* Figure record extracts *
[start]

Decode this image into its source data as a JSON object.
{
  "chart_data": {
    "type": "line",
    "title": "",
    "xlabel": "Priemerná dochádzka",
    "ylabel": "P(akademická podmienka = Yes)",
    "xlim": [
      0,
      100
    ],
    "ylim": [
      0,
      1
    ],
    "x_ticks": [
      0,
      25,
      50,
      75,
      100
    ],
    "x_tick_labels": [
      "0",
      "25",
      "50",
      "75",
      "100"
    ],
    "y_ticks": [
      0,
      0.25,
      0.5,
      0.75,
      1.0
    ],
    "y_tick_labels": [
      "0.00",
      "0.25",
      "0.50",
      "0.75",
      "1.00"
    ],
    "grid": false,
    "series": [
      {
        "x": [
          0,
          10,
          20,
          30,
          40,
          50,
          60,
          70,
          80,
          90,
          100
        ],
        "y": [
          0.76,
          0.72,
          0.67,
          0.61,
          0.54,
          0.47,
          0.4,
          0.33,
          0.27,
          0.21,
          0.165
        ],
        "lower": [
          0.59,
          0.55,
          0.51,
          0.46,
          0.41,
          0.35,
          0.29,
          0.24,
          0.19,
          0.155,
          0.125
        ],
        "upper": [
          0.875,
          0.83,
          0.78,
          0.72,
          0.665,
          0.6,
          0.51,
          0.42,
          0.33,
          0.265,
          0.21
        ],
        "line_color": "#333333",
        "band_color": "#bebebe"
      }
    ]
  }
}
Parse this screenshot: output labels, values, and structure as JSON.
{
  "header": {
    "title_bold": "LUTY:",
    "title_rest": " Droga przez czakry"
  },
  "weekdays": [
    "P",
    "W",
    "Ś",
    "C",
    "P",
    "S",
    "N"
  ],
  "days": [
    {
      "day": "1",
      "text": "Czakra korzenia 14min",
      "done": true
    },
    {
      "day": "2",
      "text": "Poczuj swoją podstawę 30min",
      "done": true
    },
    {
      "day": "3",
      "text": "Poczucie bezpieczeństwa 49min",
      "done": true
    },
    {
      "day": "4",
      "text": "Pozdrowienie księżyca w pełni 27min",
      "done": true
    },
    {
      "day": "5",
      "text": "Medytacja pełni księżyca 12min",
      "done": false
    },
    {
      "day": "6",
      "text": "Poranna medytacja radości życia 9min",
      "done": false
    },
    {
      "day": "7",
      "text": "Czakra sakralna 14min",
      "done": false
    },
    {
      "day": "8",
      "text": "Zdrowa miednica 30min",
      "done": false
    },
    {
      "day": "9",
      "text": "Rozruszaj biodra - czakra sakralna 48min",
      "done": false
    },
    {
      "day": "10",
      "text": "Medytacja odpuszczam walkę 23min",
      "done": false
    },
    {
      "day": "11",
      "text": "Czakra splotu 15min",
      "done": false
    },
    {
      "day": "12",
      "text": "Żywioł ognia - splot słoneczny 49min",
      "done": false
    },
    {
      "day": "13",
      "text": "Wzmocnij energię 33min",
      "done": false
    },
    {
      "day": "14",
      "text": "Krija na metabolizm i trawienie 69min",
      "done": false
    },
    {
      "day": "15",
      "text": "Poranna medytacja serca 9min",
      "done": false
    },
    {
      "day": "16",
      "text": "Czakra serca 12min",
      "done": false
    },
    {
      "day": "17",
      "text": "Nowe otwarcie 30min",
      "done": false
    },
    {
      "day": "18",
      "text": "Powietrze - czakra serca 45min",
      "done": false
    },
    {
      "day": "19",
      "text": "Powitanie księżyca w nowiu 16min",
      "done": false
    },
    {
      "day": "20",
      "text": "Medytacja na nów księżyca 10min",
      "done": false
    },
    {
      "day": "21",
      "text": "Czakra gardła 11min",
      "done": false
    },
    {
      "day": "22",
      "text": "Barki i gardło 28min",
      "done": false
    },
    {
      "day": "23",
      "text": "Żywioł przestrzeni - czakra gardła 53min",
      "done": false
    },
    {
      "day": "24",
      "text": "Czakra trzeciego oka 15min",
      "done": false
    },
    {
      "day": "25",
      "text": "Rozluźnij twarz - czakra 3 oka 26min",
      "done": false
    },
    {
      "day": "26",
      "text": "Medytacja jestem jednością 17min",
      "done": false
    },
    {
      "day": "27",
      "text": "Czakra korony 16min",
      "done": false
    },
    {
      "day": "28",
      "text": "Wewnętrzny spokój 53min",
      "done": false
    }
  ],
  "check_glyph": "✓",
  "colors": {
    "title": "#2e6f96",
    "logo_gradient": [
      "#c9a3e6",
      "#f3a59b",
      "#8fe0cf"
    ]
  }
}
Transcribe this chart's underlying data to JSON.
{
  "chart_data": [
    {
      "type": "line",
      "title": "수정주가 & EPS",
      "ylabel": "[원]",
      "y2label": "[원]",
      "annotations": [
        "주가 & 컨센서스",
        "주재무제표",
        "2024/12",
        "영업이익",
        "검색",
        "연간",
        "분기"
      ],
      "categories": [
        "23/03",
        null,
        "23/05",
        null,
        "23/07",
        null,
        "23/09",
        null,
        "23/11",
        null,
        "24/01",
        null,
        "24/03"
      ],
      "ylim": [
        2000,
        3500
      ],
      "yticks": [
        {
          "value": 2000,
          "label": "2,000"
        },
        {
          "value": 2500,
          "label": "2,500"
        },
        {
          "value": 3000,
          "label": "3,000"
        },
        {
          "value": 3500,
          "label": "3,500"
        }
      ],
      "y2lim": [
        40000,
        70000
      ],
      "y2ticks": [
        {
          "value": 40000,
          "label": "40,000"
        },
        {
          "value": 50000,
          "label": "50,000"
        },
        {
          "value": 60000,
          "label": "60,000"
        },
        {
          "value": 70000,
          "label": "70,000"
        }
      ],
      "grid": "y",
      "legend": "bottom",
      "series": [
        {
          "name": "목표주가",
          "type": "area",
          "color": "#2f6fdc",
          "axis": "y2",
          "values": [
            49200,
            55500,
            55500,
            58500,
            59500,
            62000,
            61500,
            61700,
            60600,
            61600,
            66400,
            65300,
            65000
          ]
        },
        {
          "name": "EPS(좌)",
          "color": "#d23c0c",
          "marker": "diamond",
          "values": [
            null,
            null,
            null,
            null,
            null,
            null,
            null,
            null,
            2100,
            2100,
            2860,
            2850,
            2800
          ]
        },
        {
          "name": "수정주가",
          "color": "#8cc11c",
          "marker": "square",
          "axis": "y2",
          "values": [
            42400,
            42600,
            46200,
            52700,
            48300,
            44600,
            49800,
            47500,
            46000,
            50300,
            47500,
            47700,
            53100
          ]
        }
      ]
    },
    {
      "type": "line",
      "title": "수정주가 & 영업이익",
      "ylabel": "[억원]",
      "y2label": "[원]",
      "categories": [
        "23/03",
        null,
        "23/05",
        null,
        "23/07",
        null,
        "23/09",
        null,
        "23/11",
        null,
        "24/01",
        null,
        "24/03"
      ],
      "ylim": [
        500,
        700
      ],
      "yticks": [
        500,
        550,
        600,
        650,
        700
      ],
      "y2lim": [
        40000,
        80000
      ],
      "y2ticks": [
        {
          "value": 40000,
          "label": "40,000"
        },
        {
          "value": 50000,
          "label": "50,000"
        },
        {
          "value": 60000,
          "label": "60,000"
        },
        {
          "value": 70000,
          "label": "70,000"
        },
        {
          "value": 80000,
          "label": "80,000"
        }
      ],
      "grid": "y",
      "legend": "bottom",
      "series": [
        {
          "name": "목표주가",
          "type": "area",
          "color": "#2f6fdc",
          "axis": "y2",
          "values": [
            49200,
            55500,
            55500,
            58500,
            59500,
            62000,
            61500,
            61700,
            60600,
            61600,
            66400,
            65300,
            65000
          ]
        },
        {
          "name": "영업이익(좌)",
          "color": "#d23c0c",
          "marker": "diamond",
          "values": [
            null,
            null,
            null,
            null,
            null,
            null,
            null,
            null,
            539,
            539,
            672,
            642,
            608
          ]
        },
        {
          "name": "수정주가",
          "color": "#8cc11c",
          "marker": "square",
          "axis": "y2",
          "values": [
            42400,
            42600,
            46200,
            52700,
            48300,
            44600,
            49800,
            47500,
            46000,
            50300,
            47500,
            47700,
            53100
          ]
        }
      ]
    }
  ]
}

[end]

* What you need to do *
Select all lines in the listing that include the word "수정주가".

* Answer in full *
      "title": "수정주가 & EPS",
          "name": "수정주가",
      "title": "수정주가 & 영업이익",
          "name": "수정주가",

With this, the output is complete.